Dataset items:
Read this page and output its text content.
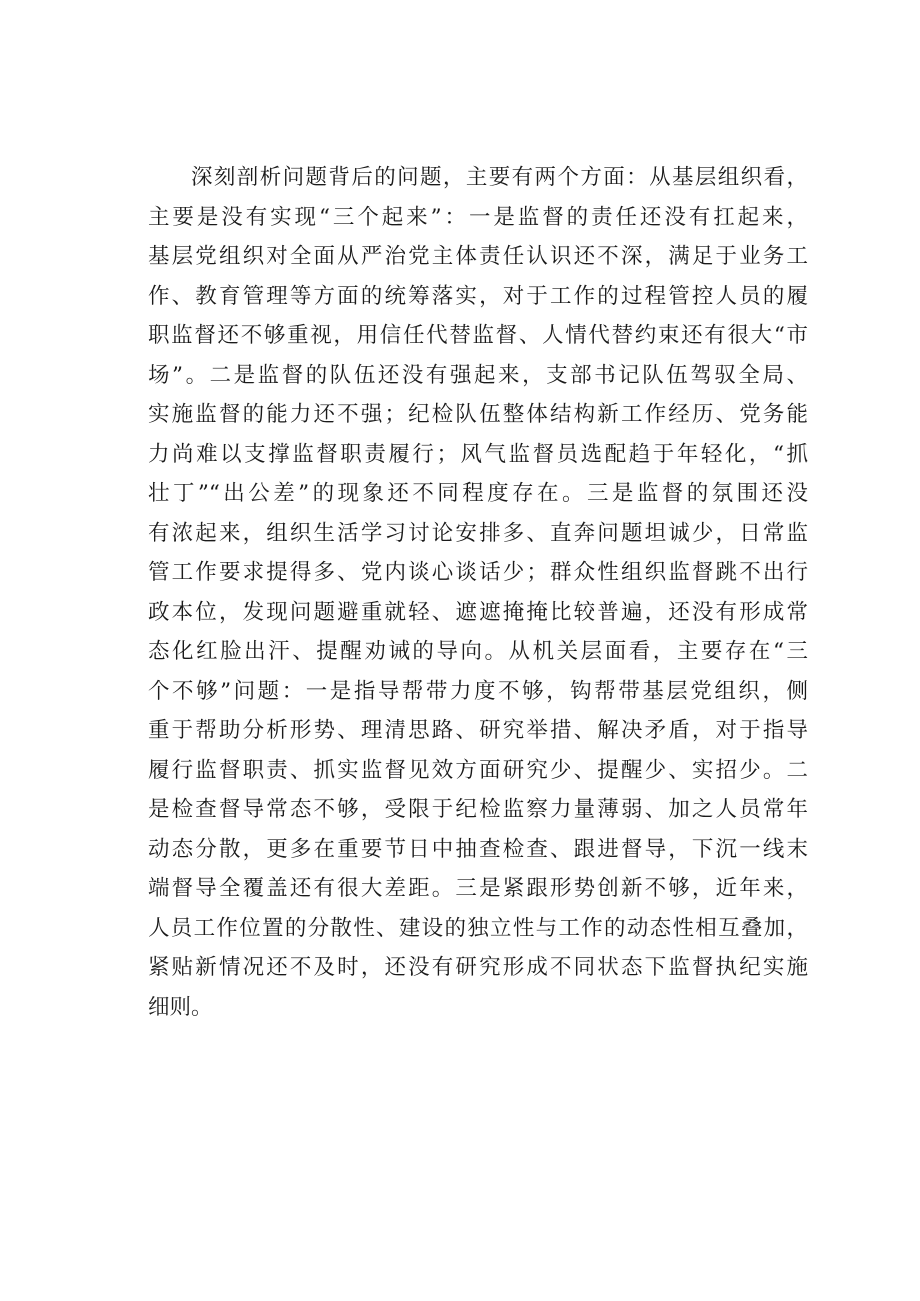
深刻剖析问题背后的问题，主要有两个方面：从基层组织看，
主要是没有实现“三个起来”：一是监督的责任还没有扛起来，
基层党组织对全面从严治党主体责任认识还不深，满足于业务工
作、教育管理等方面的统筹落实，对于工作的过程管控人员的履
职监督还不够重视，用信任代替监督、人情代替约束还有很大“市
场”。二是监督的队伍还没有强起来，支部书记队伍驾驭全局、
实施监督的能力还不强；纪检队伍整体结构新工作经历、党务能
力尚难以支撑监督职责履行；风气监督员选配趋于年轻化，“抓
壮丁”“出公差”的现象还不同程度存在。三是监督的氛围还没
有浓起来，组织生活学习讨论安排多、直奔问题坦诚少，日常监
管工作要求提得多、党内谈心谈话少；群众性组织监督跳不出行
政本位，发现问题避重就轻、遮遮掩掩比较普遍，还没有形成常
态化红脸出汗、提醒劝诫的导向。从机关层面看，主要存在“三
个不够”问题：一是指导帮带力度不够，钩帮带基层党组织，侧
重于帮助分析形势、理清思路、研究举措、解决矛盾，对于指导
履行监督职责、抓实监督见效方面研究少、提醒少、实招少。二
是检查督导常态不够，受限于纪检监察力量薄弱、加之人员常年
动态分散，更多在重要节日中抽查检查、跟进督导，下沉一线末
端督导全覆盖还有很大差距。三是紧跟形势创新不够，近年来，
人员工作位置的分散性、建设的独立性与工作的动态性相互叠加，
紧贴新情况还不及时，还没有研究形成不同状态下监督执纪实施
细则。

...

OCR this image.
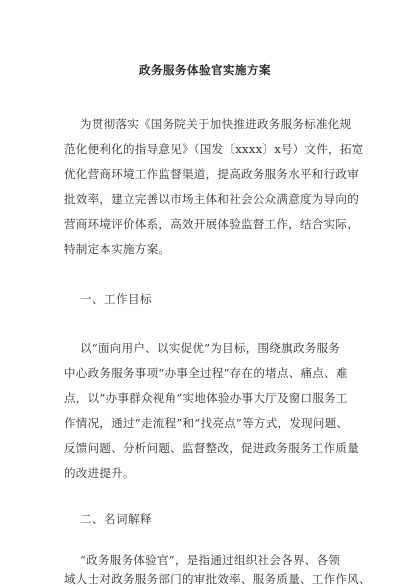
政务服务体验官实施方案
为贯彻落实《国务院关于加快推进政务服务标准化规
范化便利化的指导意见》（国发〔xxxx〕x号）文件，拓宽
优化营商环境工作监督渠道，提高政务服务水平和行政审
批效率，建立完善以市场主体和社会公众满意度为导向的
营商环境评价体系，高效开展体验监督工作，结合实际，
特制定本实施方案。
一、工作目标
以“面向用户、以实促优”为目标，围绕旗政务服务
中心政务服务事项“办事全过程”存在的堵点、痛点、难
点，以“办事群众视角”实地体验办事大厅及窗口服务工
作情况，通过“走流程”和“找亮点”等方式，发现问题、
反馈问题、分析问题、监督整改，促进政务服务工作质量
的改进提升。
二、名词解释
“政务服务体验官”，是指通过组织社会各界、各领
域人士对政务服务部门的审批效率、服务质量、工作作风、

GIVEN TASK: Give the count of lines in the listing above that include "this", with no other words.

EXERCISE ANSWER: 2